Write out every line of the items below without changing anything.
● ● ● ●
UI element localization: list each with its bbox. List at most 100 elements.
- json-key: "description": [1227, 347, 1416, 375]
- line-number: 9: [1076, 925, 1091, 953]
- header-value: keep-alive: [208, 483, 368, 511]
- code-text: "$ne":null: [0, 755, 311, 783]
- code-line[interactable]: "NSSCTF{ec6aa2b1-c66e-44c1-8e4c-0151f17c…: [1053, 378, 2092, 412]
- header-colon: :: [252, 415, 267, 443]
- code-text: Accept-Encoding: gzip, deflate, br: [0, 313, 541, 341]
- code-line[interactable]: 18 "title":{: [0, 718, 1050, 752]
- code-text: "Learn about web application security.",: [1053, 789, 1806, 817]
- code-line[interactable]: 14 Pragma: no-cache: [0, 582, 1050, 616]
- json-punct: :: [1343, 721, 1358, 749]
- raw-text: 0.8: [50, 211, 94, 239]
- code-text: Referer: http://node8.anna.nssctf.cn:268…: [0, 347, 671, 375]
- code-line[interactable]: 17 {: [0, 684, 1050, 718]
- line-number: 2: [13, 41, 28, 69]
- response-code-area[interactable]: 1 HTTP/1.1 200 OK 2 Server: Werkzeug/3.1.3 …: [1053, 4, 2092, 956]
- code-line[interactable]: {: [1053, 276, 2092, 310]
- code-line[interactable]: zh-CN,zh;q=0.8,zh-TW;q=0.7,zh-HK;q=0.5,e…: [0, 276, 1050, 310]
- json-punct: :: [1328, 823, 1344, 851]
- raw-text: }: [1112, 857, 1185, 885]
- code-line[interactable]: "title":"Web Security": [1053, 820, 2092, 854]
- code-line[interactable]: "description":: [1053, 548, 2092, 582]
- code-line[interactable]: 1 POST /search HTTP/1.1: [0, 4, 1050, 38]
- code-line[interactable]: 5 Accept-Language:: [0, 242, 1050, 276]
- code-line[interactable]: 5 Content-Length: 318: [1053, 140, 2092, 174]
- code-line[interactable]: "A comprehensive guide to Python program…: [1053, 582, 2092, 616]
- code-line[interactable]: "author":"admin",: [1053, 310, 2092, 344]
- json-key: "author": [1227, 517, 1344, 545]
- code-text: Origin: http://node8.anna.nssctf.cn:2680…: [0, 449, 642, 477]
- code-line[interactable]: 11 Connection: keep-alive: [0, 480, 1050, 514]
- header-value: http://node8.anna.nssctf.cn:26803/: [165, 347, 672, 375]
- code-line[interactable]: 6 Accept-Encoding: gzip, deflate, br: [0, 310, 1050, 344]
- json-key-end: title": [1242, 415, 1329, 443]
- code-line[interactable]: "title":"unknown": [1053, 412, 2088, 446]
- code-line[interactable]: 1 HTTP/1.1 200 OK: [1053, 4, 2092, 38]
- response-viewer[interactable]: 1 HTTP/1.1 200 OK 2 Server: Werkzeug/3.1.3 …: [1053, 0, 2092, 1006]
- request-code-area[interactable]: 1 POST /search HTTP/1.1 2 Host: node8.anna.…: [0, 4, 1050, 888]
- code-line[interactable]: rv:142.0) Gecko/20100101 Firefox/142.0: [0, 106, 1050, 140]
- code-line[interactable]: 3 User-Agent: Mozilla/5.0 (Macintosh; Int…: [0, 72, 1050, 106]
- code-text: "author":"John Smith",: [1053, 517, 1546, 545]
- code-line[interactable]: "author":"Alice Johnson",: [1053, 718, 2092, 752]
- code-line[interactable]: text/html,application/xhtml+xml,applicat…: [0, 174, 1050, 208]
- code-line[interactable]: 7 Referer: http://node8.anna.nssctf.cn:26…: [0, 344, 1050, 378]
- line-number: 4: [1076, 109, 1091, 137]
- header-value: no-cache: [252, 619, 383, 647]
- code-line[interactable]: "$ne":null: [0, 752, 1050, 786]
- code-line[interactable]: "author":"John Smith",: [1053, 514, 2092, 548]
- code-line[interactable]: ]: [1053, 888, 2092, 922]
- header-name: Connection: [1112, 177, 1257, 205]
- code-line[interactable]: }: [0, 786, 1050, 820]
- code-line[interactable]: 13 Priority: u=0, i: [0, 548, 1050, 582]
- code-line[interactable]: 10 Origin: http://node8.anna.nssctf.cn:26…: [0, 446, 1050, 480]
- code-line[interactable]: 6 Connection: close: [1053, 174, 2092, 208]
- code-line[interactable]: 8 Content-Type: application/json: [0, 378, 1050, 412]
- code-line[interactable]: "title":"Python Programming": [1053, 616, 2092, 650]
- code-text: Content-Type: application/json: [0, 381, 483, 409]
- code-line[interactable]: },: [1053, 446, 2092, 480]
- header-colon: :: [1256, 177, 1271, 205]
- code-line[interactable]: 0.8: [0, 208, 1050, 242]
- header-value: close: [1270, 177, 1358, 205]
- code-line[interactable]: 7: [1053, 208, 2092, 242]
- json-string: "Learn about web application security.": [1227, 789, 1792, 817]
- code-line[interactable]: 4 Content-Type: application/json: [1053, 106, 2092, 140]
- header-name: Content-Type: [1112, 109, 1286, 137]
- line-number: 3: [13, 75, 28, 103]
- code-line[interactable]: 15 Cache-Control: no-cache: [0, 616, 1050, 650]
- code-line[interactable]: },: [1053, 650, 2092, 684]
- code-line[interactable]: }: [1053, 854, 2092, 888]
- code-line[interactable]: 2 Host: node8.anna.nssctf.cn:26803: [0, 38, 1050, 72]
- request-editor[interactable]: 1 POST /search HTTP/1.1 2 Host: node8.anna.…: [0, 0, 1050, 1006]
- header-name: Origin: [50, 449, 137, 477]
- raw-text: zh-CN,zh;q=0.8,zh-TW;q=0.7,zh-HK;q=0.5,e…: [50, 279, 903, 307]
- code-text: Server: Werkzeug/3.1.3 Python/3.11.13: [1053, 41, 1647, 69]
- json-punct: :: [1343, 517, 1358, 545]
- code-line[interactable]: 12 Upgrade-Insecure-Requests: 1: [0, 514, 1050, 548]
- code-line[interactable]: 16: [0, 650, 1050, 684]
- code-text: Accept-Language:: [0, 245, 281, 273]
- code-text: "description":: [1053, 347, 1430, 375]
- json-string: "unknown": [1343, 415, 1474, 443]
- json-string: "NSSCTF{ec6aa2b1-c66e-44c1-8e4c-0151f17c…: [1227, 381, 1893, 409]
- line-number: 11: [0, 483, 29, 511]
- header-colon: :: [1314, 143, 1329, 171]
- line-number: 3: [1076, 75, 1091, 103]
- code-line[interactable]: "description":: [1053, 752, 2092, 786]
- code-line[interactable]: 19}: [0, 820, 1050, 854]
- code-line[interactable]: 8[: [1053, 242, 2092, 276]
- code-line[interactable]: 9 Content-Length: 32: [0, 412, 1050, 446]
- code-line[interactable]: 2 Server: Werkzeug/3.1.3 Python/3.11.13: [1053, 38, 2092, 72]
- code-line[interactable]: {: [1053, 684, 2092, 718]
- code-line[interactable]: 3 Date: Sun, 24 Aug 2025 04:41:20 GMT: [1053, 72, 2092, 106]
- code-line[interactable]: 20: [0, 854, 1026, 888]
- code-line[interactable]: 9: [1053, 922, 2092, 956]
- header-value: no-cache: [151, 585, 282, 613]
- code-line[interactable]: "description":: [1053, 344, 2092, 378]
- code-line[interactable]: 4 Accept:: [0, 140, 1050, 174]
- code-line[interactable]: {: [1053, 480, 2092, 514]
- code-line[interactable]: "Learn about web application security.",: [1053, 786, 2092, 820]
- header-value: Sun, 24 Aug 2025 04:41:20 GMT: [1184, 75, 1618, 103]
● ● ● ●
## Worked answer
UI element localization: list each with its bbox. List at most 100 elements.
- json-key: "description": [1227, 347, 1416, 375]
- line-number: 9: [1076, 925, 1091, 953]
- header-value: keep-alive: [208, 483, 368, 511]
- code-text: "$ne":null: [0, 755, 311, 783]
- code-line[interactable]: "NSSCTF{ec6aa2b1-c66e-44c1-8e4c-0151f17c…: [1053, 378, 2092, 412]
- header-colon: :: [252, 415, 267, 443]
- code-text: Accept-Encoding: gzip, deflate, br: [0, 313, 541, 341]
- code-line[interactable]: 18 "title":{: [0, 718, 1050, 752]
- code-text: "Learn about web application security.",: [1053, 789, 1806, 817]
- code-line[interactable]: 14 Pragma: no-cache: [0, 582, 1050, 616]
- json-punct: :: [1343, 721, 1358, 749]
- raw-text: 0.8: [50, 211, 94, 239]
- code-text: Referer: http://node8.anna.nssctf.cn:268…: [0, 347, 671, 375]
- code-line[interactable]: 17 {: [0, 684, 1050, 718]
- line-number: 2: [13, 41, 28, 69]
- response-code-area[interactable]: 1 HTTP/1.1 200 OK 2 Server: Werkzeug/3.1.3 …: [1053, 4, 2092, 956]
- code-line[interactable]: {: [1053, 276, 2092, 310]
- code-line[interactable]: zh-CN,zh;q=0.8,zh-TW;q=0.7,zh-HK;q=0.5,e…: [0, 276, 1050, 310]
- json-punct: :: [1328, 823, 1344, 851]
- raw-text: }: [1112, 857, 1185, 885]
- code-line[interactable]: "title":"Web Security": [1053, 820, 2092, 854]
- code-line[interactable]: "description":: [1053, 548, 2092, 582]
- code-line[interactable]: 1 POST /search HTTP/1.1: [0, 4, 1050, 38]
- code-line[interactable]: 5 Accept-Language:: [0, 242, 1050, 276]
- code-line[interactable]: 5 Content-Length: 318: [1053, 140, 2092, 174]
- code-line[interactable]: "A comprehensive guide to Python program…: [1053, 582, 2092, 616]
- code-line[interactable]: "author":"admin",: [1053, 310, 2092, 344]
- json-key: "author": [1227, 517, 1344, 545]
- code-text: Origin: http://node8.anna.nssctf.cn:2680…: [0, 449, 642, 477]
- code-line[interactable]: 11 Connection: keep-alive: [0, 480, 1050, 514]
- header-value: http://node8.anna.nssctf.cn:26803/: [165, 347, 672, 375]
- code-line[interactable]: 6 Accept-Encoding: gzip, deflate, br: [0, 310, 1050, 344]
- json-key-end: title": [1242, 415, 1329, 443]
- code-line[interactable]: "title":"unknown": [1053, 412, 2088, 446]
- code-line[interactable]: 1 HTTP/1.1 200 OK: [1053, 4, 2092, 38]
- response-viewer[interactable]: 1 HTTP/1.1 200 OK 2 Server: Werkzeug/3.1.3 …: [1053, 0, 2092, 1006]
- request-code-area[interactable]: 1 POST /search HTTP/1.1 2 Host: node8.anna.…: [0, 4, 1050, 888]
- code-line[interactable]: rv:142.0) Gecko/20100101 Firefox/142.0: [0, 106, 1050, 140]
- code-line[interactable]: 3 User-Agent: Mozilla/5.0 (Macintosh; Int…: [0, 72, 1050, 106]
- code-text: "author":"John Smith",: [1053, 517, 1546, 545]
- code-line[interactable]: "author":"Alice Johnson",: [1053, 718, 2092, 752]
- code-line[interactable]: text/html,application/xhtml+xml,applicat…: [0, 174, 1050, 208]
- code-line[interactable]: 7 Referer: http://node8.anna.nssctf.cn:26…: [0, 344, 1050, 378]
- line-number: 4: [1076, 109, 1091, 137]
- header-value: no-cache: [252, 619, 383, 647]
- code-line[interactable]: "$ne":null: [0, 752, 1050, 786]
- code-line[interactable]: "author":"John Smith",: [1053, 514, 2092, 548]
- code-line[interactable]: ]: [1053, 888, 2092, 922]
- header-name: Connection: [1112, 177, 1257, 205]
- code-line[interactable]: }: [0, 786, 1050, 820]
- code-line[interactable]: 13 Priority: u=0, i: [0, 548, 1050, 582]
- code-line[interactable]: 10 Origin: http://node8.anna.nssctf.cn:26…: [0, 446, 1050, 480]
- code-line[interactable]: 6 Connection: close: [1053, 174, 2092, 208]
- code-line[interactable]: 8 Content-Type: application/json: [0, 378, 1050, 412]
- code-line[interactable]: "title":"Python Programming": [1053, 616, 2092, 650]
- code-text: Content-Type: application/json: [0, 381, 483, 409]
- code-line[interactable]: },: [1053, 446, 2092, 480]
- header-colon: :: [1256, 177, 1271, 205]
- code-line[interactable]: 0.8: [0, 208, 1050, 242]
- header-value: close: [1270, 177, 1358, 205]
- code-line[interactable]: 7: [1053, 208, 2092, 242]
- json-string: "Learn about web application security.": [1227, 789, 1792, 817]
- code-line[interactable]: 4 Content-Type: application/json: [1053, 106, 2092, 140]
- header-name: Content-Type: [1112, 109, 1286, 137]
- line-number: 3: [13, 75, 28, 103]
- code-line[interactable]: 15 Cache-Control: no-cache: [0, 616, 1050, 650]
- code-line[interactable]: },: [1053, 650, 2092, 684]
- code-line[interactable]: }: [1053, 854, 2092, 888]
- code-line[interactable]: 2 Host: node8.anna.nssctf.cn:26803: [0, 38, 1050, 72]
- request-editor[interactable]: 1 POST /search HTTP/1.1 2 Host: node8.anna.…: [0, 0, 1050, 1006]
- header-name: Origin: [50, 449, 137, 477]
- raw-text: zh-CN,zh;q=0.8,zh-TW;q=0.7,zh-HK;q=0.5,e…: [50, 279, 903, 307]
- code-text: Server: Werkzeug/3.1.3 Python/3.11.13: [1053, 41, 1647, 69]
- json-punct: :: [1343, 517, 1358, 545]
- code-line[interactable]: 12 Upgrade-Insecure-Requests: 1: [0, 514, 1050, 548]
- code-line[interactable]: 16: [0, 650, 1050, 684]
- code-text: Accept-Language:: [0, 245, 281, 273]
- code-text: "description":: [1053, 347, 1430, 375]
- json-string: "unknown": [1343, 415, 1474, 443]
- json-string: "NSSCTF{ec6aa2b1-c66e-44c1-8e4c-0151f17c…: [1227, 381, 1893, 409]
- line-number: 11: [0, 483, 29, 511]
- header-colon: :: [1314, 143, 1329, 171]
- line-number: 3: [1076, 75, 1091, 103]
- code-line[interactable]: "description":: [1053, 752, 2092, 786]
- code-line[interactable]: 19}: [0, 820, 1050, 854]
- code-line[interactable]: 8[: [1053, 242, 2092, 276]
- code-line[interactable]: 9 Content-Length: 32: [0, 412, 1050, 446]
- code-line[interactable]: 2 Server: Werkzeug/3.1.3 Python/3.11.13: [1053, 38, 2092, 72]
- code-line[interactable]: {: [1053, 684, 2092, 718]
- code-line[interactable]: 3 Date: Sun, 24 Aug 2025 04:41:20 GMT: [1053, 72, 2092, 106]
- code-line[interactable]: 20: [0, 854, 1026, 888]
- code-line[interactable]: 9: [1053, 922, 2092, 956]
- header-value: no-cache: [151, 585, 282, 613]
- code-line[interactable]: "description":: [1053, 344, 2092, 378]
- code-line[interactable]: 4 Accept:: [0, 140, 1050, 174]
- code-line[interactable]: {: [1053, 480, 2092, 514]
- code-line[interactable]: "Learn about web application security.",: [1053, 786, 2092, 820]
- header-value: Sun, 24 Aug 2025 04:41:20 GMT: [1184, 75, 1618, 103]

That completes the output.